Antología desordenada del musical contemporáneo


Jul 30, 2020

TAMAÑO DE LETRA:

Adelante la música.
Comte de Lautréamont

(Ha sido preciso, con el fin de alejarme de imperativos y eludiendo cualquier taxonomía que limite o clausure el vínculo entre diversos filmes, ya sea por su orden cronológico, semántico o geográfico, inclinarme mejor hacia la entropía perteneciente a la física). A partir del caos como orden creador —sugeriría Ilya Prigogine para fundamentar la termodinámica—, propongo esta medida intempestiva para retomar (y descartar) obras que, de manera arbitraria, por veleidad o por memoria (in)voluntaria, me llevarán a una necesaria arqueología gracias a su proceso irreversible. En consecuencia, un esquema de figuras heterodoxas más cercano a las constelaciones, caligramas o rizomas.

Diagrama 01: «Entropía del cine musical contemporáneo».

Una jaula salió en busca de un pájaro.
Franz Kafka

Arranquemos por el final: Technoboss (2019), de João Nicolau. En el singular y luminoso filme del polifacético cineasta portugués, Luís Rovisco es sometido a cambios tecnológicos y culturales. En idas y venidas al trabajo en su auto, se manifiesta su malestar constante; ahí es donde se suscita el canto por primera vez. El auto como vehículo de transición espacial permite igualmente suspender el tiempo para su desahogo personal, manifestado en forma de monólogo interior como su efímera liberación emocional. El momento musical enmarca en su expresión íntima y sincera el sentir del protagonista: su agravio y melancolía. Luís muestra su intimidad y desasosiego; no hay pudor ni vanidad, sino una genuina voz de desconsuelo.

__Registros extraídos__:

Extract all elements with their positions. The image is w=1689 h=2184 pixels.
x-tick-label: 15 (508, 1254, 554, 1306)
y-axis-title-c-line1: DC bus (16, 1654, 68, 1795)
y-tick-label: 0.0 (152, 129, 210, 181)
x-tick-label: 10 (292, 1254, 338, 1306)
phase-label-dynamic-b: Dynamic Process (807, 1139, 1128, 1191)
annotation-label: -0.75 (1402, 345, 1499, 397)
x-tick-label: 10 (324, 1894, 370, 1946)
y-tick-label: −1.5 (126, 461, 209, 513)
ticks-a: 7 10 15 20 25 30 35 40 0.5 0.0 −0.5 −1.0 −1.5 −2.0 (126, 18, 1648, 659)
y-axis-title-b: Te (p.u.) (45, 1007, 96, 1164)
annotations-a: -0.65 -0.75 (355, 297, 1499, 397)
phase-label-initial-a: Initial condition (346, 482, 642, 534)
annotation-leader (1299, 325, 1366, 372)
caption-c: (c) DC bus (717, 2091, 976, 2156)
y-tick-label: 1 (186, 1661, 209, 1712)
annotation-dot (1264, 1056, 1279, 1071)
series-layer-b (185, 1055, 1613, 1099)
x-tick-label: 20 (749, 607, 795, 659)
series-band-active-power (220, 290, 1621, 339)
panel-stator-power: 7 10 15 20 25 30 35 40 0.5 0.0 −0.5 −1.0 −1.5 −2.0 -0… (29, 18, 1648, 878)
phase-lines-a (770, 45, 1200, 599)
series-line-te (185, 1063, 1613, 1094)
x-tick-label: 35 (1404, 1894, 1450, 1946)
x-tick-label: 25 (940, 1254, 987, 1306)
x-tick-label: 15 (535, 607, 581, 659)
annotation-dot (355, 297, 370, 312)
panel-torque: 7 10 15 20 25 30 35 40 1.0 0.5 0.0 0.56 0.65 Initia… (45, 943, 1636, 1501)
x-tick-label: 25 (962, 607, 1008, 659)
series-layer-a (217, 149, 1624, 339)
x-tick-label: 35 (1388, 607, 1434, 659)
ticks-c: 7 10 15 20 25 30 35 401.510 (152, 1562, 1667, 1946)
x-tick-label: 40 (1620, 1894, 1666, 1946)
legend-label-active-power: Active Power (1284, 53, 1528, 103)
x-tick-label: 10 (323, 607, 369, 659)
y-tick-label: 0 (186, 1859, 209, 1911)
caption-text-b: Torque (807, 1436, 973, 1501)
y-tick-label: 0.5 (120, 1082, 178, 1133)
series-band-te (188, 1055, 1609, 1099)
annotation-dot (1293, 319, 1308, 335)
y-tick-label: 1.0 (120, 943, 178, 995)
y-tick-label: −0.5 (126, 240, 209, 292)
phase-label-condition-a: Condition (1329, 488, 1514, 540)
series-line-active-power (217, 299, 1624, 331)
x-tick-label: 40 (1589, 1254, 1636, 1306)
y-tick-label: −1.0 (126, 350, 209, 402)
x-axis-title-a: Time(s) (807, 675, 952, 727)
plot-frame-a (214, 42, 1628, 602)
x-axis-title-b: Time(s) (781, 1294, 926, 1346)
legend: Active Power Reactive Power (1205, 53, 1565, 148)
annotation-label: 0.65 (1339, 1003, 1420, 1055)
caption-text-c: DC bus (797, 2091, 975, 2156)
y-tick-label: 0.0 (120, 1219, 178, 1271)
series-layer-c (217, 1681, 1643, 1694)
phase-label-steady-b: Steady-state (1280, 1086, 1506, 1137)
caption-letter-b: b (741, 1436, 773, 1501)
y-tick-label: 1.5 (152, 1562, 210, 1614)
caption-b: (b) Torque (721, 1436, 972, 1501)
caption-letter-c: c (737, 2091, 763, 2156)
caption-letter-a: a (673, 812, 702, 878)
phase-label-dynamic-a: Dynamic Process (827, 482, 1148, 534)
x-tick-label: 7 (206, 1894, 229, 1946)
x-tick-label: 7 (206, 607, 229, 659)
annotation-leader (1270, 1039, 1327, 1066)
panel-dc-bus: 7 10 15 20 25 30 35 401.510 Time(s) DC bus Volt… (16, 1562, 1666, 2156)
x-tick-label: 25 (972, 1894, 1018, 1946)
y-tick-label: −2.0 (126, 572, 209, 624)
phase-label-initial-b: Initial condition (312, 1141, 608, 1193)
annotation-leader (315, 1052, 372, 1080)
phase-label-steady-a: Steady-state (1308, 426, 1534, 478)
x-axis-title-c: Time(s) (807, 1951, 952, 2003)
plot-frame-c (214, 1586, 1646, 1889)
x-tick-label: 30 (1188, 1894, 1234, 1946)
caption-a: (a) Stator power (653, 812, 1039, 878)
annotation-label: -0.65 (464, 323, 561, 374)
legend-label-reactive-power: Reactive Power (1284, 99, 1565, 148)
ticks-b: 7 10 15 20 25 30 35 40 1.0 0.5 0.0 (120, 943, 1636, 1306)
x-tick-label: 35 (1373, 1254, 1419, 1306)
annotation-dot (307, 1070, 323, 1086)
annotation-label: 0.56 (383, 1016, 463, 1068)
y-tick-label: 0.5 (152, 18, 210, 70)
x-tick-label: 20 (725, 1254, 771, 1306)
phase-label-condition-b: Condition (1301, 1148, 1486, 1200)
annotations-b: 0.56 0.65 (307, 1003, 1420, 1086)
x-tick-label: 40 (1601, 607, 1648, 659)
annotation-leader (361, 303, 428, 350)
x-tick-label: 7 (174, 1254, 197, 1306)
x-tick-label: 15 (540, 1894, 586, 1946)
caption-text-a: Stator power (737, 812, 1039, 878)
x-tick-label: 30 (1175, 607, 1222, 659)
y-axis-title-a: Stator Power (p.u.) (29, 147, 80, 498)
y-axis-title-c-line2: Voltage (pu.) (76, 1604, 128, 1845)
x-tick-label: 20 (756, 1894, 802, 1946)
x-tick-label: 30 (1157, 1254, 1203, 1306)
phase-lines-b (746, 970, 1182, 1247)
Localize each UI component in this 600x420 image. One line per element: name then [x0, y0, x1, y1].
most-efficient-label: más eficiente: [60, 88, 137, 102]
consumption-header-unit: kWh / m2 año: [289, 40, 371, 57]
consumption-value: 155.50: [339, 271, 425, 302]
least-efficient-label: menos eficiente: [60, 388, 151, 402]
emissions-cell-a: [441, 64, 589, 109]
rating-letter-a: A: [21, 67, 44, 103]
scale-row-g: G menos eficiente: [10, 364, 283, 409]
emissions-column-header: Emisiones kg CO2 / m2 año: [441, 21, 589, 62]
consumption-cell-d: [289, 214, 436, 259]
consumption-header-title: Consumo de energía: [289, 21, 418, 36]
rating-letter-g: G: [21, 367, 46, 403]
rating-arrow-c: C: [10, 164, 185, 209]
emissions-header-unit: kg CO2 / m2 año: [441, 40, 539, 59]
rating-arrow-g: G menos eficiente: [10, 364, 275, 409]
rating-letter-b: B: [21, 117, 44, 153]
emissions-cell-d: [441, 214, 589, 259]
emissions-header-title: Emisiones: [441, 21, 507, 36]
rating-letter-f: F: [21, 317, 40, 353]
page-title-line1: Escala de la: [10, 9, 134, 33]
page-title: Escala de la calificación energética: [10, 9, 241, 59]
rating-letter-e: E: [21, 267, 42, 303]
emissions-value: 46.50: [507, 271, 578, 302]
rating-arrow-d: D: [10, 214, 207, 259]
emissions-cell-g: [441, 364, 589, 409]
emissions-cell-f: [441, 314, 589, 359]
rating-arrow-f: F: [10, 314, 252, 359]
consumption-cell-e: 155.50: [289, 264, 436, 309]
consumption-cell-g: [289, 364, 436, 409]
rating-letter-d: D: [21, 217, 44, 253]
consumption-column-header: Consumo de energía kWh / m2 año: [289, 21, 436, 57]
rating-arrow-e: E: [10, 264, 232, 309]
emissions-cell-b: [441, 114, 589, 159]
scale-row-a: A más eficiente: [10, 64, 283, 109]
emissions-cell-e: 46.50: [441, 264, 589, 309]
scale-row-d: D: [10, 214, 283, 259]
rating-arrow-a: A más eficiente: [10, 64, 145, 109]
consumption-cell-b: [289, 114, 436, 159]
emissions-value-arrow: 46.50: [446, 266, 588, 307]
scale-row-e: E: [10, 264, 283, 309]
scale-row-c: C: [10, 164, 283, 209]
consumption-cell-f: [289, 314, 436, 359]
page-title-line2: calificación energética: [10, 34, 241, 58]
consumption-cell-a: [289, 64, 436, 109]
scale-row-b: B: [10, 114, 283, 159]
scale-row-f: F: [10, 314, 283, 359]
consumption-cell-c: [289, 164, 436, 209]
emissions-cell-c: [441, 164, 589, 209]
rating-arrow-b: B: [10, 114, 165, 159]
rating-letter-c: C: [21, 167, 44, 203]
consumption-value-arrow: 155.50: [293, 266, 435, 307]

__Objetivo del ejercicio__:
Devuelva literalmente el pasaje del texto sobre el cine musical contemporáneo que abarca desde "Adelante la música." hasta "de un pájaro.". Los registros no hacen falta para resolver las tareas.

__Resultado de la tarea__:
Adelante la música.
Comte de Lautréamont

(Ha sido preciso, con el fin de alejarme de imperativos y eludiendo cualquier taxonomía que limite o clausure el vínculo entre diversos filmes, ya sea por su orden cronológico, semántico o geográfico, inclinarme mejor hacia la entropía perteneciente a la física). A partir del caos como orden creador —sugeriría Ilya Prigogine para fundamentar la termodinámica—, propongo esta medida intempestiva para retomar (y descartar) obras que, de manera arbitraria, por veleidad o por memoria (in)voluntaria, me llevarán a una necesaria arqueología gracias a su proceso irreversible. En consecuencia, un esquema de figuras heterodoxas más cercano a las constelaciones, caligramas o rizomas.

Diagrama 01: «Entropía del cine musical contemporáneo».

Una jaula salió en busca de un pájaro.